From the material beneath, pull every line with the word "diseases".

TASK INPUT below:

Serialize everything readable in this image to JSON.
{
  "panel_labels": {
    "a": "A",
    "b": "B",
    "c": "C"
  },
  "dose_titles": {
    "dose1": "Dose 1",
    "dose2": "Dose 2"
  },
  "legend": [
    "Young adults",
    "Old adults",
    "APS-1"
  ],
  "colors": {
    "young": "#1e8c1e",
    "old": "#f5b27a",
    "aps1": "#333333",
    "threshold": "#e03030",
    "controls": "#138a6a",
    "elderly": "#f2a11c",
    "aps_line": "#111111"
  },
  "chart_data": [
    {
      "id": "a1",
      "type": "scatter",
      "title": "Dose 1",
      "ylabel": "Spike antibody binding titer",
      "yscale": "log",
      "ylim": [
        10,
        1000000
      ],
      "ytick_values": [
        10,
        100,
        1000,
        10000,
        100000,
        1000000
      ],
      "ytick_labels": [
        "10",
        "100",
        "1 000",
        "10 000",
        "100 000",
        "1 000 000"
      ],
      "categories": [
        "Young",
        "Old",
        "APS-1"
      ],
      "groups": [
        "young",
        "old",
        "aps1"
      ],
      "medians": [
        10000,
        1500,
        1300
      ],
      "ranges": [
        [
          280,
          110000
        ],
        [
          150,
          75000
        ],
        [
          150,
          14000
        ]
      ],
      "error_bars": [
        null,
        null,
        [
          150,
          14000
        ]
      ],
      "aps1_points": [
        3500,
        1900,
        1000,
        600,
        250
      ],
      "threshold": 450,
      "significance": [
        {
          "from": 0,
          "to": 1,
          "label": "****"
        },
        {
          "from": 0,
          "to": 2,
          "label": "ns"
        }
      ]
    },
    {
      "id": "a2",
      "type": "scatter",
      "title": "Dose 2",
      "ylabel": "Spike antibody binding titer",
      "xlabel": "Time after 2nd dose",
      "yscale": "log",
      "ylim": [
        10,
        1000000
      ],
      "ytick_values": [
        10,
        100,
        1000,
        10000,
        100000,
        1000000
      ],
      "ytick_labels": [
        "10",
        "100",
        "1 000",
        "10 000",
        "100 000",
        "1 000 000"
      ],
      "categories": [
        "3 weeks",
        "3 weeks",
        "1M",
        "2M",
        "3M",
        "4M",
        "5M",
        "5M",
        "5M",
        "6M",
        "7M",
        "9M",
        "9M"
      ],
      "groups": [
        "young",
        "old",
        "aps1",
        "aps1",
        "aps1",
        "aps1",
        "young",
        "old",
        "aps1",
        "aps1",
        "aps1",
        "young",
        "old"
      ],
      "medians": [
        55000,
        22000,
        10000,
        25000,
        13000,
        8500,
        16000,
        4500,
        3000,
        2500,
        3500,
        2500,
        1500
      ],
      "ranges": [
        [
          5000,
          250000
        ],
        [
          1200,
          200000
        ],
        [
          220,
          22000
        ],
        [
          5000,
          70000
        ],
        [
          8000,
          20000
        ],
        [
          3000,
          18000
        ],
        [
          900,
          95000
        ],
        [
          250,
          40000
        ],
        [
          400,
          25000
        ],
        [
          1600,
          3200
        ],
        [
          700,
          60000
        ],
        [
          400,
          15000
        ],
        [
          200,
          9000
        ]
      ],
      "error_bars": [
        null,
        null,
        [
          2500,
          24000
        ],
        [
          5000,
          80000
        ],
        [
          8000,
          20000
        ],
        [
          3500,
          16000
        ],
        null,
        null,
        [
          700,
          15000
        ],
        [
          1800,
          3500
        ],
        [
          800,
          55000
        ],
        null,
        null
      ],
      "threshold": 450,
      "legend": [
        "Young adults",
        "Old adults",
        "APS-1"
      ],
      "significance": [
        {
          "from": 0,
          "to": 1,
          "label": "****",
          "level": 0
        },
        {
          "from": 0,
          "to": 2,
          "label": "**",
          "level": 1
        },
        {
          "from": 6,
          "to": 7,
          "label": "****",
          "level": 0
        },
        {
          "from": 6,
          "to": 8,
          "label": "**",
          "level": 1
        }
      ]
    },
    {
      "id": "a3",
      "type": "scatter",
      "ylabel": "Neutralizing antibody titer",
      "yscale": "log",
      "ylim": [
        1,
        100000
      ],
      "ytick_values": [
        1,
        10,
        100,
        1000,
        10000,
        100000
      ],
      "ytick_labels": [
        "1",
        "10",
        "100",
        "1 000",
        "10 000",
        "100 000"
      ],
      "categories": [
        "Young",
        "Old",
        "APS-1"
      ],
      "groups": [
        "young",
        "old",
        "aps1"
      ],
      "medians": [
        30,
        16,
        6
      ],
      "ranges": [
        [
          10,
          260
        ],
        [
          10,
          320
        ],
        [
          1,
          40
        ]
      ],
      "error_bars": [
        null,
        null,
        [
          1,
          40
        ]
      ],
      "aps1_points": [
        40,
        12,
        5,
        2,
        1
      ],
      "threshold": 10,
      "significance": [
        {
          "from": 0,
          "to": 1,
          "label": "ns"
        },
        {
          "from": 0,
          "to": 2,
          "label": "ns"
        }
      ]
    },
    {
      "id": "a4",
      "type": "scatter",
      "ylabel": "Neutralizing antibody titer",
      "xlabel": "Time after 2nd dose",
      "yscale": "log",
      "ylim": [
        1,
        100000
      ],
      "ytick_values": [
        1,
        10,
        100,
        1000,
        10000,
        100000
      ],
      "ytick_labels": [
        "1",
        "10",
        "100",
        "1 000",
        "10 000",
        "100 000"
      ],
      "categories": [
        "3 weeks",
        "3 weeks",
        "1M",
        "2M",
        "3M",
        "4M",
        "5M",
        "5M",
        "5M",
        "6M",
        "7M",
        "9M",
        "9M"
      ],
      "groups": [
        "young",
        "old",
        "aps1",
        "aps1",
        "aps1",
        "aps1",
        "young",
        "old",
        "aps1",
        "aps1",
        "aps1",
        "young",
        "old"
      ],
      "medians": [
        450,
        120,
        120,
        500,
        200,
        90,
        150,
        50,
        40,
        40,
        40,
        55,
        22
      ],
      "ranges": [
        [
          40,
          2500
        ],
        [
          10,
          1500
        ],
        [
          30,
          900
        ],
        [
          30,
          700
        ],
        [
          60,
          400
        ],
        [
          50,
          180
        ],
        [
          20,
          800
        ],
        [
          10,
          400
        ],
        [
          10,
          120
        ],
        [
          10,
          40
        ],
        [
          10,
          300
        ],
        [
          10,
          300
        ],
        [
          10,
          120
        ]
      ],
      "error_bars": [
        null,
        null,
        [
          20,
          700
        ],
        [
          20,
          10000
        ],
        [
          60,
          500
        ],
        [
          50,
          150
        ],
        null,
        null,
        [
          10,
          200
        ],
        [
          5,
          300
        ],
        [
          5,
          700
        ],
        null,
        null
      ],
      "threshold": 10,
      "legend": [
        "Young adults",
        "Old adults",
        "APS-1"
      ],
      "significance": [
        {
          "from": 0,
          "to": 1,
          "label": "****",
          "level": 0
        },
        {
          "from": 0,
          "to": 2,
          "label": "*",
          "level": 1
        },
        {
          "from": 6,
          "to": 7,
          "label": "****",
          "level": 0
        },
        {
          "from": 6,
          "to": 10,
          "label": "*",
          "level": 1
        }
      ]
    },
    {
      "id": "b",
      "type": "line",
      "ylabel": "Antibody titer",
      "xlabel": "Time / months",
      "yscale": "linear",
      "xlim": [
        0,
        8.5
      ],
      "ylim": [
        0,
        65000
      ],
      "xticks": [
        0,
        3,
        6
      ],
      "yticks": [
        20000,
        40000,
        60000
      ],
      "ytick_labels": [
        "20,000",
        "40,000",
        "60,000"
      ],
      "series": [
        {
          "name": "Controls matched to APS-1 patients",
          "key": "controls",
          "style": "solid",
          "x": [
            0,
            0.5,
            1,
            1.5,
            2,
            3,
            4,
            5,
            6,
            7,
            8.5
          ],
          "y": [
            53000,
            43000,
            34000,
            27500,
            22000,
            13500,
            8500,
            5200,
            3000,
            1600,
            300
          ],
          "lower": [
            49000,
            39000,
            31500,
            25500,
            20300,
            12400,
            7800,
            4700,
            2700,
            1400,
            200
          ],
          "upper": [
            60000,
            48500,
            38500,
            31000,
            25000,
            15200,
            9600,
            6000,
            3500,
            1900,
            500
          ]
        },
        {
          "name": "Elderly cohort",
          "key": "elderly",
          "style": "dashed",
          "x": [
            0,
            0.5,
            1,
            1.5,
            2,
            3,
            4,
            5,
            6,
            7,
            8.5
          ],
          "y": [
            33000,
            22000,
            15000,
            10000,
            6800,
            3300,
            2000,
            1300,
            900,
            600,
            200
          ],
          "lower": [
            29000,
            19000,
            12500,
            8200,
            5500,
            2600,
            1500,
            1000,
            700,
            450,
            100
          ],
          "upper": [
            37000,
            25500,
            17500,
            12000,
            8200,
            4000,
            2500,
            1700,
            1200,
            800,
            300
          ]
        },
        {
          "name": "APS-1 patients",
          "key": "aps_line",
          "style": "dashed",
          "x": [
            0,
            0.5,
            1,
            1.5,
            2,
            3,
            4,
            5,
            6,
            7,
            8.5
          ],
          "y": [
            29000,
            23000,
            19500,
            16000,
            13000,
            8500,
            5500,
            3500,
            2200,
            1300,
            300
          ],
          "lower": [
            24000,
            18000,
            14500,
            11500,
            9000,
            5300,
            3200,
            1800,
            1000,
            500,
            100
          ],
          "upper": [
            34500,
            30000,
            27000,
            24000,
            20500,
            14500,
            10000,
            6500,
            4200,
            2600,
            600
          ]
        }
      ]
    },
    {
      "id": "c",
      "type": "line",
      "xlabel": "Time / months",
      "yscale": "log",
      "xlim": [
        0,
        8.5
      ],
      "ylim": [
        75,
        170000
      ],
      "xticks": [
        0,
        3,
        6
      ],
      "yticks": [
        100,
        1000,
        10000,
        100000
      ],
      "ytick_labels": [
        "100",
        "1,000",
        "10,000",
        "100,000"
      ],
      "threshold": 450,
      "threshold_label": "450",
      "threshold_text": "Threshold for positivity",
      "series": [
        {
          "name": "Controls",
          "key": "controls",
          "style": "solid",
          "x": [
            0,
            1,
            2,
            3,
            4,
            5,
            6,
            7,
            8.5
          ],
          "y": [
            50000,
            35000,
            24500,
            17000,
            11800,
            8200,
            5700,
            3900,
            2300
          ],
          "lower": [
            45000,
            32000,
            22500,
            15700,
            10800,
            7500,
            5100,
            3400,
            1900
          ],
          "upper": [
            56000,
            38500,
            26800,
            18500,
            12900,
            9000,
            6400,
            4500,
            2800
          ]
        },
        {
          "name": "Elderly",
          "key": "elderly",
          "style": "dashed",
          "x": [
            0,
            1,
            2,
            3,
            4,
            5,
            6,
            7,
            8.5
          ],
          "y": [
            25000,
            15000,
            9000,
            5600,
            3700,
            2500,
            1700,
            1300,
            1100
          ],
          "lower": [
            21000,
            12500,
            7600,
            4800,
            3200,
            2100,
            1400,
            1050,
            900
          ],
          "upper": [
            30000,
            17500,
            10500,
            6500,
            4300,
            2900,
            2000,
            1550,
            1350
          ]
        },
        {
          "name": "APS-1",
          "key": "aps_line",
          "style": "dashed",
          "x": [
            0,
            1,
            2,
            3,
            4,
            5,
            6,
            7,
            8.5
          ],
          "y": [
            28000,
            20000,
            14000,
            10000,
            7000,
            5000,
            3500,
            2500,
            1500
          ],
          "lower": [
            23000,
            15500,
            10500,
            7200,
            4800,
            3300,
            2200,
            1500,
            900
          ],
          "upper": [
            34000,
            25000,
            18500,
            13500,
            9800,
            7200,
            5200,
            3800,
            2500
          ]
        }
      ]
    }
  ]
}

End of TASK INPUT.
TASK INPUT below:

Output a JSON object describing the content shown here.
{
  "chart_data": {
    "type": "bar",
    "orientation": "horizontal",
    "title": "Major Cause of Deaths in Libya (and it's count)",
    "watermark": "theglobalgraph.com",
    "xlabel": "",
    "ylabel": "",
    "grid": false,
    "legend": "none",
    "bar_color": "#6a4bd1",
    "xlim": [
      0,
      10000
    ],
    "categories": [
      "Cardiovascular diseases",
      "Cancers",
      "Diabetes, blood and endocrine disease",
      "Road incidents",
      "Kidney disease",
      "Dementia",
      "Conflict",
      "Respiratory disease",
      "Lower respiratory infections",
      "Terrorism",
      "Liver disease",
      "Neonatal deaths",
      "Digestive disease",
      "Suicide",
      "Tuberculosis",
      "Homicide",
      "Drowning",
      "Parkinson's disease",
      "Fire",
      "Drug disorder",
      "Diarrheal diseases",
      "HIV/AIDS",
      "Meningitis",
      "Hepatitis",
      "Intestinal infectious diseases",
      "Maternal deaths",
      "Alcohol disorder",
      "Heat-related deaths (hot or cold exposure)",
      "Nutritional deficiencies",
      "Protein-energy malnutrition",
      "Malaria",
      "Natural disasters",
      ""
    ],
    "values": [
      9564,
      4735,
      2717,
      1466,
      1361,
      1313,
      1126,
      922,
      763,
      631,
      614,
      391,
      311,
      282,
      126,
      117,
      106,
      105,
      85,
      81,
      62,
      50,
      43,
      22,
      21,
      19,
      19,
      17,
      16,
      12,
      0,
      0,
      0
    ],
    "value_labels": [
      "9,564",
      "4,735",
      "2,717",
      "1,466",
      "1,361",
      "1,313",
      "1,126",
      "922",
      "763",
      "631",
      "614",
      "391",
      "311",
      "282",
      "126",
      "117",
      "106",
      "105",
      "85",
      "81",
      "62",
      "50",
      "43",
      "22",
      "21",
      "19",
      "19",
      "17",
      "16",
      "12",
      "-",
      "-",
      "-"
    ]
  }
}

End of TASK INPUT.

| SOLUTION TO THE EXERCISE |
      "Cardiovascular diseases",
      "Diarrheal diseases",
      "Intestinal infectious diseases",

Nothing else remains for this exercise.